* [Dataset records]:
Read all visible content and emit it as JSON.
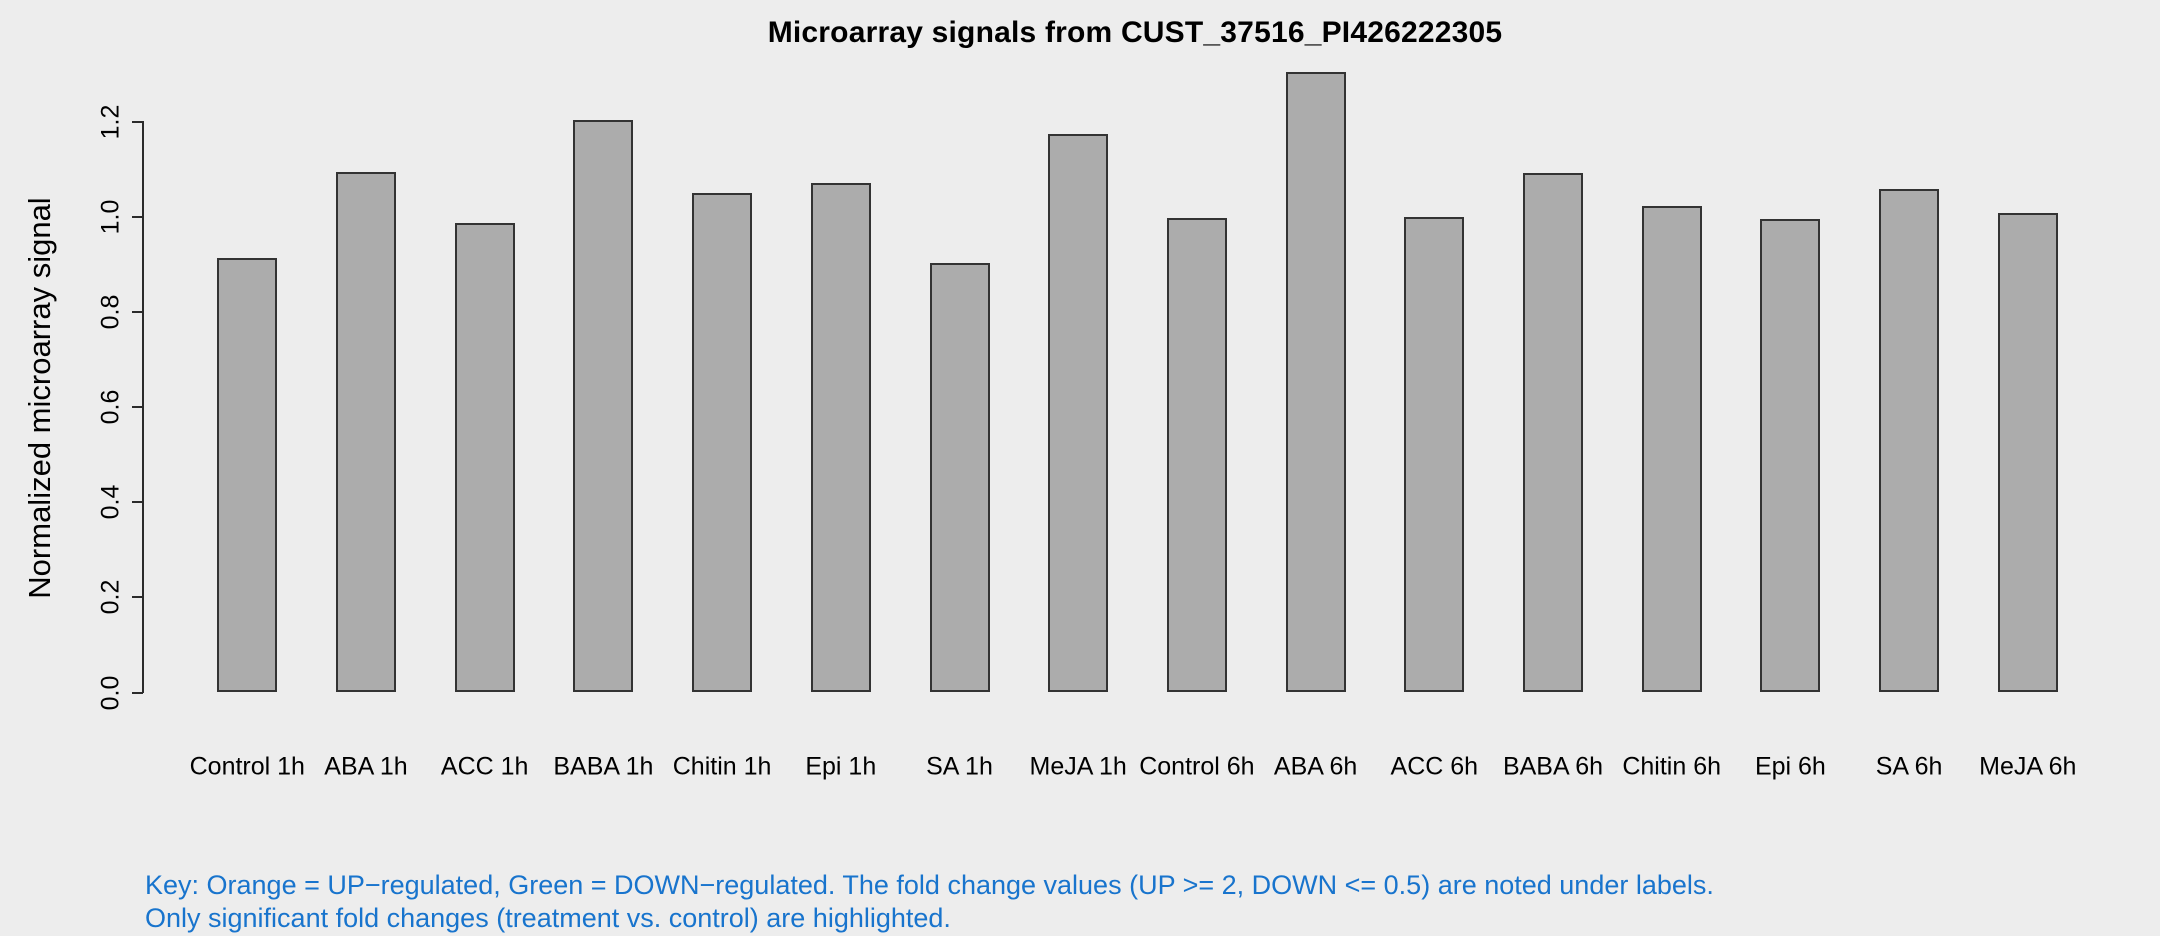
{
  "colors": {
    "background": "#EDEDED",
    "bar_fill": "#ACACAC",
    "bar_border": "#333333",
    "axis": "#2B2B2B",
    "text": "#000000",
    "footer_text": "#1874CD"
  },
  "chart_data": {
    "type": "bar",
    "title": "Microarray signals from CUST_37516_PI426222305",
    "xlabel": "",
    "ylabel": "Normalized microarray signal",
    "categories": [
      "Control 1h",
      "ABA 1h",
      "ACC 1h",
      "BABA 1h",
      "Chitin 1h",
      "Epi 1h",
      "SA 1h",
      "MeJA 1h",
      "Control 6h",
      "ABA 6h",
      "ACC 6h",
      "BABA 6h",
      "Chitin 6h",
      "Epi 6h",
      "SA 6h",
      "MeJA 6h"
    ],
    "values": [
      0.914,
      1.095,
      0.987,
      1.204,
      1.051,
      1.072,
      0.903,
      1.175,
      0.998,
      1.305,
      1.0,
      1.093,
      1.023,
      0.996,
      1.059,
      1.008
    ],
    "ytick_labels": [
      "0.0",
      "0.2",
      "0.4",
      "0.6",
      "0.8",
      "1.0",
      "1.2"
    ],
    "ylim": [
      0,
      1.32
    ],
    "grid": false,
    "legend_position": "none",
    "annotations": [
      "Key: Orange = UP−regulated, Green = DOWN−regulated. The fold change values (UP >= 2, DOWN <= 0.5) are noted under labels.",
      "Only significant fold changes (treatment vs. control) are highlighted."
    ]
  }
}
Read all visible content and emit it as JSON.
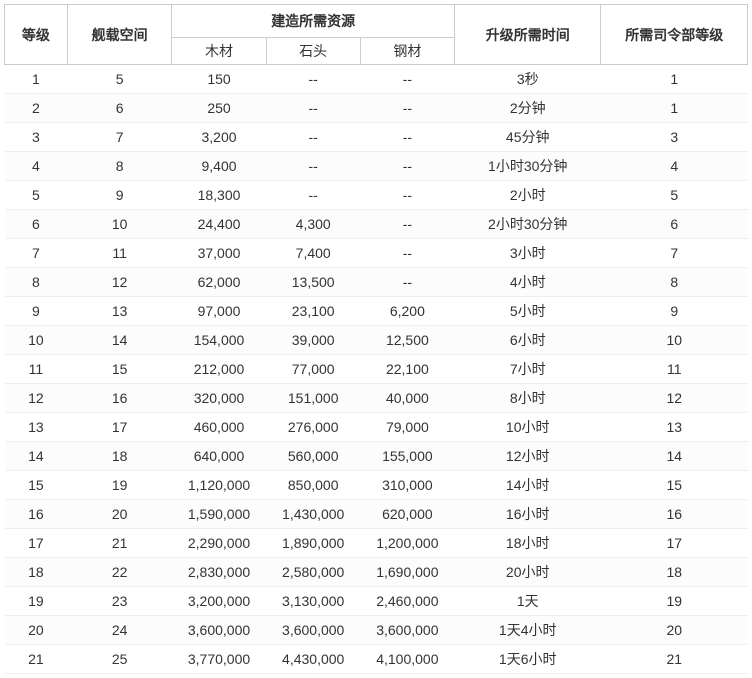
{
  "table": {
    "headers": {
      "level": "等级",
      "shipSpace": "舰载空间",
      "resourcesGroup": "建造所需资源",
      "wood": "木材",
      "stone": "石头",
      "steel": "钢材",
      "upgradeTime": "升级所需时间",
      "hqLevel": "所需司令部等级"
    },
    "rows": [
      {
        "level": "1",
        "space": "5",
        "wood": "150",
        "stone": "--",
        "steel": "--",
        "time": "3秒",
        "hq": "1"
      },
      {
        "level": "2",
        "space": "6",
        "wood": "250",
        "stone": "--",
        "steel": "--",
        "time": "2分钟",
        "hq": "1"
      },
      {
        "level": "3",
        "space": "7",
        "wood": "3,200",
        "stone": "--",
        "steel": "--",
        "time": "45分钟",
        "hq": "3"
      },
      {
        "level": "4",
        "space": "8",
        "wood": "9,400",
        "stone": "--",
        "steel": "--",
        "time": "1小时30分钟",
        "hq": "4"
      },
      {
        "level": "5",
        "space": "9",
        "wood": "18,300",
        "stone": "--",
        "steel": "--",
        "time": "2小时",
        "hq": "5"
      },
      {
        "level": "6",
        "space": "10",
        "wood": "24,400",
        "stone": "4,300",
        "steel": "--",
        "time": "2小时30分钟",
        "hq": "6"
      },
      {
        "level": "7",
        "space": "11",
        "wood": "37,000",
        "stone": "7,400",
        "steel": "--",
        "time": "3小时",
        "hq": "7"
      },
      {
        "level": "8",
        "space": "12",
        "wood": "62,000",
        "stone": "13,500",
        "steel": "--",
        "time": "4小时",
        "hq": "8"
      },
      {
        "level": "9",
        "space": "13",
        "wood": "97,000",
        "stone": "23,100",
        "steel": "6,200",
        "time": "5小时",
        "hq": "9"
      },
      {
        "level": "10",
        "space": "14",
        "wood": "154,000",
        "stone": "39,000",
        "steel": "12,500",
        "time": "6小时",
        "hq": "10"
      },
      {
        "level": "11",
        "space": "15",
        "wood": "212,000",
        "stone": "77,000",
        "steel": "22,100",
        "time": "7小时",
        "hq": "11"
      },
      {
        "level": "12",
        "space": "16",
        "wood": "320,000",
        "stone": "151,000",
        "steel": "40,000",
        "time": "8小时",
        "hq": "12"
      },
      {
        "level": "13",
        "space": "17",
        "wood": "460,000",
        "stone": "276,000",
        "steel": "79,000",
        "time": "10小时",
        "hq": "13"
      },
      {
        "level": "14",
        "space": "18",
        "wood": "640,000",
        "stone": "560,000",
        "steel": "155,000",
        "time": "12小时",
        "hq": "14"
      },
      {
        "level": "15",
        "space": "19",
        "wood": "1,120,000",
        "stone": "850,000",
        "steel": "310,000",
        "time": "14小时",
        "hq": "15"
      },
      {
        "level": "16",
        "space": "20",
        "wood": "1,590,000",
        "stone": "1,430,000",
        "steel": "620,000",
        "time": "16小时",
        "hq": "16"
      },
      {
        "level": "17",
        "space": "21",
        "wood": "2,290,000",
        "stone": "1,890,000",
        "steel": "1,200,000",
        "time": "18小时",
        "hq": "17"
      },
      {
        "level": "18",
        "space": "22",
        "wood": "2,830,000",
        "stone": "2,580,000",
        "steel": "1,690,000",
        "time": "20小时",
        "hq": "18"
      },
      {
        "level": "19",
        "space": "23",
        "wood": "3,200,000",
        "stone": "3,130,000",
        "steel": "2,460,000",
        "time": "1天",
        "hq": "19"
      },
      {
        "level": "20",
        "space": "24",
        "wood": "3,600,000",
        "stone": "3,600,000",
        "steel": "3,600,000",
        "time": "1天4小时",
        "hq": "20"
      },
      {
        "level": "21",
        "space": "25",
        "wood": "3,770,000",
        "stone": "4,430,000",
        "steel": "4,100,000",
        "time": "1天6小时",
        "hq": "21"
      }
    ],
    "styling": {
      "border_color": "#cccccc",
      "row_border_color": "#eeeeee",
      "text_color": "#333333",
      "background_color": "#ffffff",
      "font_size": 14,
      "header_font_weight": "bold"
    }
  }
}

* [Written task]: Copy the whole of the material above exactly, but not its images.

* [The reply]:
Read all visible content and emit it as JSON.
{
  "colors": {
    "background": "#EDEDED",
    "bar_fill": "#ACACAC",
    "bar_border": "#333333",
    "axis": "#2B2B2B",
    "text": "#000000",
    "footer_text": "#1874CD"
  },
  "chart_data": {
    "type": "bar",
    "title": "Microarray signals from CUST_37516_PI426222305",
    "xlabel": "",
    "ylabel": "Normalized microarray signal",
    "categories": [
      "Control 1h",
      "ABA 1h",
      "ACC 1h",
      "BABA 1h",
      "Chitin 1h",
      "Epi 1h",
      "SA 1h",
      "MeJA 1h",
      "Control 6h",
      "ABA 6h",
      "ACC 6h",
      "BABA 6h",
      "Chitin 6h",
      "Epi 6h",
      "SA 6h",
      "MeJA 6h"
    ],
    "values": [
      0.914,
      1.095,
      0.987,
      1.204,
      1.051,
      1.072,
      0.903,
      1.175,
      0.998,
      1.305,
      1.0,
      1.093,
      1.023,
      0.996,
      1.059,
      1.008
    ],
    "ytick_labels": [
      "0.0",
      "0.2",
      "0.4",
      "0.6",
      "0.8",
      "1.0",
      "1.2"
    ],
    "ylim": [
      0,
      1.32
    ],
    "grid": false,
    "legend_position": "none",
    "annotations": [
      "Key: Orange = UP−regulated, Green = DOWN−regulated. The fold change values (UP >= 2, DOWN <= 0.5) are noted under labels.",
      "Only significant fold changes (treatment vs. control) are highlighted."
    ]
  }
}
Read all visible content and emit it as JSON.
{
  "table": {
    "headers": {
      "level": "等级",
      "shipSpace": "舰载空间",
      "resourcesGroup": "建造所需资源",
      "wood": "木材",
      "stone": "石头",
      "steel": "钢材",
      "upgradeTime": "升级所需时间",
      "hqLevel": "所需司令部等级"
    },
    "rows": [
      {
        "level": "1",
        "space": "5",
        "wood": "150",
        "stone": "--",
        "steel": "--",
        "time": "3秒",
        "hq": "1"
      },
      {
        "level": "2",
        "space": "6",
        "wood": "250",
        "stone": "--",
        "steel": "--",
        "time": "2分钟",
        "hq": "1"
      },
      {
        "level": "3",
        "space": "7",
        "wood": "3,200",
        "stone": "--",
        "steel": "--",
        "time": "45分钟",
        "hq": "3"
      },
      {
        "level": "4",
        "space": "8",
        "wood": "9,400",
        "stone": "--",
        "steel": "--",
        "time": "1小时30分钟",
        "hq": "4"
      },
      {
        "level": "5",
        "space": "9",
        "wood": "18,300",
        "stone": "--",
        "steel": "--",
        "time": "2小时",
        "hq": "5"
      },
      {
        "level": "6",
        "space": "10",
        "wood": "24,400",
        "stone": "4,300",
        "steel": "--",
        "time": "2小时30分钟",
        "hq": "6"
      },
      {
        "level": "7",
        "space": "11",
        "wood": "37,000",
        "stone": "7,400",
        "steel": "--",
        "time": "3小时",
        "hq": "7"
      },
      {
        "level": "8",
        "space": "12",
        "wood": "62,000",
        "stone": "13,500",
        "steel": "--",
        "time": "4小时",
        "hq": "8"
      },
      {
        "level": "9",
        "space": "13",
        "wood": "97,000",
        "stone": "23,100",
        "steel": "6,200",
        "time": "5小时",
        "hq": "9"
      },
      {
        "level": "10",
        "space": "14",
        "wood": "154,000",
        "stone": "39,000",
        "steel": "12,500",
        "time": "6小时",
        "hq": "10"
      },
      {
        "level": "11",
        "space": "15",
        "wood": "212,000",
        "stone": "77,000",
        "steel": "22,100",
        "time": "7小时",
        "hq": "11"
      },
      {
        "level": "12",
        "space": "16",
        "wood": "320,000",
        "stone": "151,000",
        "steel": "40,000",
        "time": "8小时",
        "hq": "12"
      },
      {
        "level": "13",
        "space": "17",
        "wood": "460,000",
        "stone": "276,000",
        "steel": "79,000",
        "time": "10小时",
        "hq": "13"
      },
      {
        "level": "14",
        "space": "18",
        "wood": "640,000",
        "stone": "560,000",
        "steel": "155,000",
        "time": "12小时",
        "hq": "14"
      },
      {
        "level": "15",
        "space": "19",
        "wood": "1,120,000",
        "stone": "850,000",
        "steel": "310,000",
        "time": "14小时",
        "hq": "15"
      },
      {
        "level": "16",
        "space": "20",
        "wood": "1,590,000",
        "stone": "1,430,000",
        "steel": "620,000",
        "time": "16小时",
        "hq": "16"
      },
      {
        "level": "17",
        "space": "21",
        "wood": "2,290,000",
        "stone": "1,890,000",
        "steel": "1,200,000",
        "time": "18小时",
        "hq": "17"
      },
      {
        "level": "18",
        "space": "22",
        "wood": "2,830,000",
        "stone": "2,580,000",
        "steel": "1,690,000",
        "time": "20小时",
        "hq": "18"
      },
      {
        "level": "19",
        "space": "23",
        "wood": "3,200,000",
        "stone": "3,130,000",
        "steel": "2,460,000",
        "time": "1天",
        "hq": "19"
      },
      {
        "level": "20",
        "space": "24",
        "wood": "3,600,000",
        "stone": "3,600,000",
        "steel": "3,600,000",
        "time": "1天4小时",
        "hq": "20"
      },
      {
        "level": "21",
        "space": "25",
        "wood": "3,770,000",
        "stone": "4,430,000",
        "steel": "4,100,000",
        "time": "1天6小时",
        "hq": "21"
      }
    ],
    "styling": {
      "border_color": "#cccccc",
      "row_border_color": "#eeeeee",
      "text_color": "#333333",
      "background_color": "#ffffff",
      "font_size": 14,
      "header_font_weight": "bold"
    }
  }
}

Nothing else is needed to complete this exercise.